■ **Provided information**
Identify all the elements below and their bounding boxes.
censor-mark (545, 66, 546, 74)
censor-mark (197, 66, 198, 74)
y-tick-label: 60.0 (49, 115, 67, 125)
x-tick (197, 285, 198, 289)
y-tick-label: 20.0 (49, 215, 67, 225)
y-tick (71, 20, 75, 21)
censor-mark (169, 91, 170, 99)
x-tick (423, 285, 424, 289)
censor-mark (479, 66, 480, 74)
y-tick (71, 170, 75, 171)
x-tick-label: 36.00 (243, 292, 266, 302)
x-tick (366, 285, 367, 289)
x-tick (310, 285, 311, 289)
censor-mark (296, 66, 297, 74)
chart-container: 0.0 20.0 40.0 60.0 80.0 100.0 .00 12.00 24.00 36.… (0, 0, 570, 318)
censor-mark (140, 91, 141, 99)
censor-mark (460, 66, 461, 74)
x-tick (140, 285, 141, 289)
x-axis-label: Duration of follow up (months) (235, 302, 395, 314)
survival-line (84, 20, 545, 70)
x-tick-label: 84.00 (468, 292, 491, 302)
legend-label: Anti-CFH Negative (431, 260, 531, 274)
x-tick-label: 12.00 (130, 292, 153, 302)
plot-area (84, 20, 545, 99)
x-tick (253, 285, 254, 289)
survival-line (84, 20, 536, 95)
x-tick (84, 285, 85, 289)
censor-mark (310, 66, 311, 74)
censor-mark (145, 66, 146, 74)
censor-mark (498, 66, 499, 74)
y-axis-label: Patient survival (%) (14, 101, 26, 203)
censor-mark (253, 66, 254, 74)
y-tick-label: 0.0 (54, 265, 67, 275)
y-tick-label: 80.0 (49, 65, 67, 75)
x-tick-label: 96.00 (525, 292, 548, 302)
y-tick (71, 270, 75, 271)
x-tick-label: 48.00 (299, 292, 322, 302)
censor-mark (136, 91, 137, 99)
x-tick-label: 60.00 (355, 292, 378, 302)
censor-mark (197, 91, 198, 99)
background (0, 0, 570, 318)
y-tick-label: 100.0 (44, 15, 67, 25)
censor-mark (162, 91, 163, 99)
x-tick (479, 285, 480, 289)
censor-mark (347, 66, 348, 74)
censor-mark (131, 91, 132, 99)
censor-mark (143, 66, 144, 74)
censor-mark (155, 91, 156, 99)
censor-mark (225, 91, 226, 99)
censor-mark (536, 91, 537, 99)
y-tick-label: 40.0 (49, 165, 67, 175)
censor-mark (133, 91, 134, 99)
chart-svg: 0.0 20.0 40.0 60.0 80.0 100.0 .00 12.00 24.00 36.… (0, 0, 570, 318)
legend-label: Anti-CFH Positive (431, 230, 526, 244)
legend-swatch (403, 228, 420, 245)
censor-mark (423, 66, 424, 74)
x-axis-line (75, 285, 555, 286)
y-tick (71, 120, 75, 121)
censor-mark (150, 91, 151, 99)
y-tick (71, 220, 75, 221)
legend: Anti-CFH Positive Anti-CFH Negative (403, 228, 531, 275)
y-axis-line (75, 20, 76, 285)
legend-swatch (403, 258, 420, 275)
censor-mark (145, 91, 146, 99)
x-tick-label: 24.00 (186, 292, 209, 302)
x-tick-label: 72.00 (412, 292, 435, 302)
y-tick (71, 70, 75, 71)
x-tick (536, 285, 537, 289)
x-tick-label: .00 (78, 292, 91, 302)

■ **Task description**
Pull out each line of the items above that contains the string "legend". Case counts.

■ **Response**
legend-label: Anti-CFH Negative (431, 260, 531, 274)
legend-label: Anti-CFH Positive (431, 230, 526, 244)
legend-swatch (403, 228, 420, 245)
legend: Anti-CFH Positive Anti-CFH Negative (403, 228, 531, 275)
legend-swatch (403, 258, 420, 275)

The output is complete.